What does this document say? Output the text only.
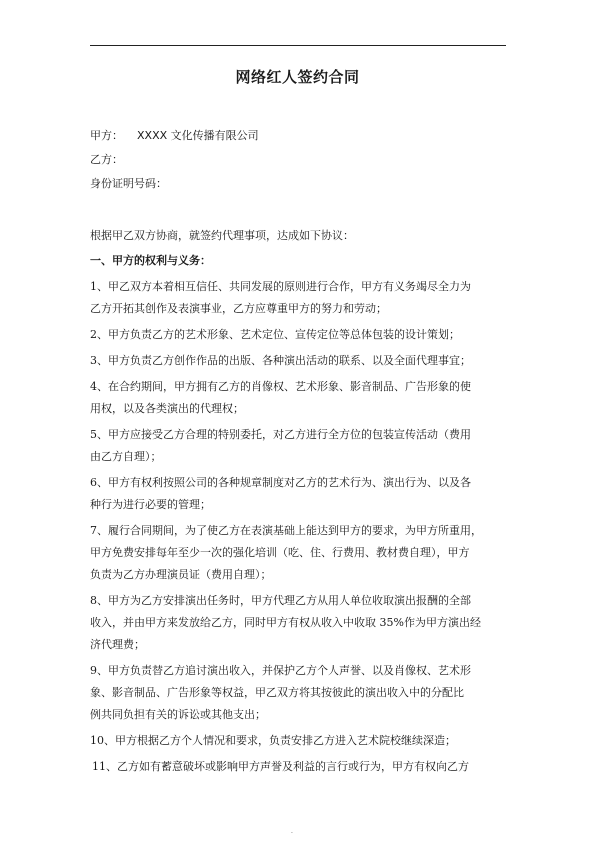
网络红人签约合同
甲方： XXXX 文化传播有限公司
乙方：
身份证明号码：
根据甲乙双方协商，就签约代理事项，达成如下协议：
一、甲方的权利与义务：
1、甲乙双方本着相互信任、共同发展的原则进行合作，甲方有义务竭尽全力为
乙方开拓其创作及表演事业，乙方应尊重甲方的努力和劳动；
2、甲方负责乙方的艺术形象、艺术定位、宣传定位等总体包装的设计策划；
3、甲方负责乙方创作作品的出版、各种演出活动的联系、以及全面代理事宜；
4、在合约期间，甲方拥有乙方的肖像权、艺术形象、影音制品、广告形象的使
用权，以及各类演出的代理权；
5、甲方应接受乙方合理的特别委托，对乙方进行全方位的包装宣传活动（费用
由乙方自理）；
6、甲方有权利按照公司的各种规章制度对乙方的艺术行为、演出行为、以及各
种行为进行必要的管理；
7、履行合同期间，为了使乙方在表演基础上能达到甲方的要求，为甲方所重用，
甲方免费安排每年至少一次的强化培训（吃、住、行费用、教材费自理），甲方
负责为乙方办理演员证（费用自理）；
8、甲方为乙方安排演出任务时，甲方代理乙方从用人单位收取演出报酬的全部
收入，并由甲方来发放给乙方，同时甲方有权从收入中收取 35%作为甲方演出经
济代理费；
9、甲方负责替乙方追讨演出收入，并保护乙方个人声誉、以及肖像权、艺术形
象、影音制品、广告形象等权益，甲乙双方将其按彼此的演出收入中的分配比
例共同负担有关的诉讼或其他支出；
10、甲方根据乙方个人情况和要求，负责安排乙方进入艺术院校继续深造；
11、乙方如有蓄意破坏或影响甲方声誉及利益的言行或行为，甲方有权向乙方
·
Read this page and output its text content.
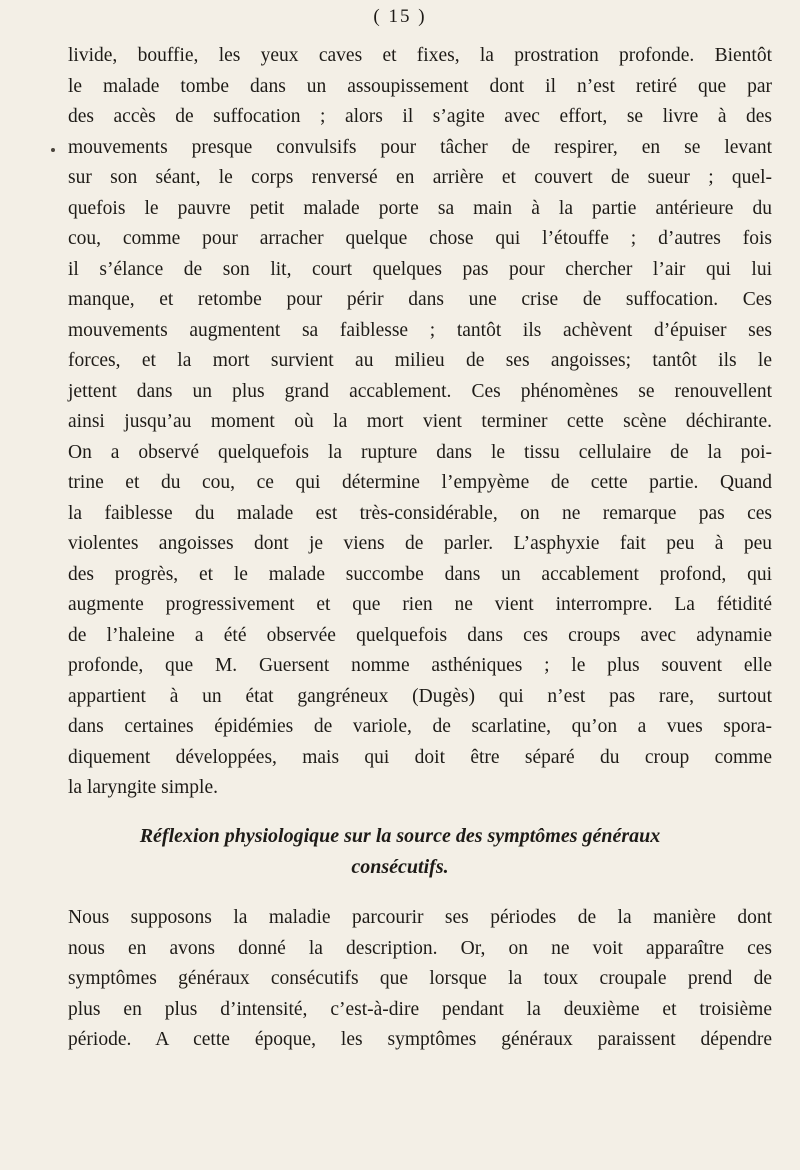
( 15 )
livide, bouffie, les yeux caves et fixes, la prostration profonde. Bientôt
le malade tombe dans un assoupissement dont il n’est retiré que par
des accès de suffocation ; alors il s’agite avec effort, se livre à des
mouvements presque convulsifs pour tâcher de respirer, en se levant
sur son séant, le corps renversé en arrière et couvert de sueur ; quel-
quefois le pauvre petit malade porte sa main à la partie antérieure du
cou, comme pour arracher quelque chose qui l’étouffe ; d’autres fois
il s’élance de son lit, court quelques pas pour chercher l’air qui lui
manque, et retombe pour périr dans une crise de suffocation. Ces
mouvements augmentent sa faiblesse ; tantôt ils achèvent d’épuiser ses
forces, et la mort survient au milieu de ses angoisses; tantôt ils le
jettent dans un plus grand accablement. Ces phénomènes se renouvellent
ainsi jusqu’au moment où la mort vient terminer cette scène déchirante.
On a observé quelquefois la rupture dans le tissu cellulaire de la poi-
trine et du cou, ce qui détermine l’empyème de cette partie. Quand
la faiblesse du malade est très-considérable, on ne remarque pas ces
violentes angoisses dont je viens de parler. L’asphyxie fait peu à peu
des progrès, et le malade succombe dans un accablement profond, qui
augmente progressivement et que rien ne vient interrompre. La fétidité
de l’haleine a été observée quelquefois dans ces croups avec adynamie
profonde, que M. Guersent nomme asthéniques ; le plus souvent elle
appartient à un état gangréneux (Dugès) qui n’est pas rare, surtout
dans certaines épidémies de variole, de scarlatine, qu’on a vues spora-
diquement développées, mais qui doit être séparé du croup comme
la laryngite simple.
Réflexion physiologique sur la source des symptômes généraux
consécutifs.
Nous supposons la maladie parcourir ses périodes de la manière dont
nous en avons donné la description. Or, on ne voit apparaître ces
symptômes généraux consécutifs que lorsque la toux croupale prend de
plus en plus d’intensité, c’est-à-dire pendant la deuxième et troisième
période. A cette époque, les symptômes généraux paraissent dépendre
══════
__Task prompt__.
Copy every line of the listing that contains the word "影音制品".

__Exercise answer__.
4、在合约期间，甲方拥有乙方的肖像权、艺术形象、影音制品、广告形象的使
象、影音制品、广告形象等权益，甲乙双方将其按彼此的演出收入中的分配比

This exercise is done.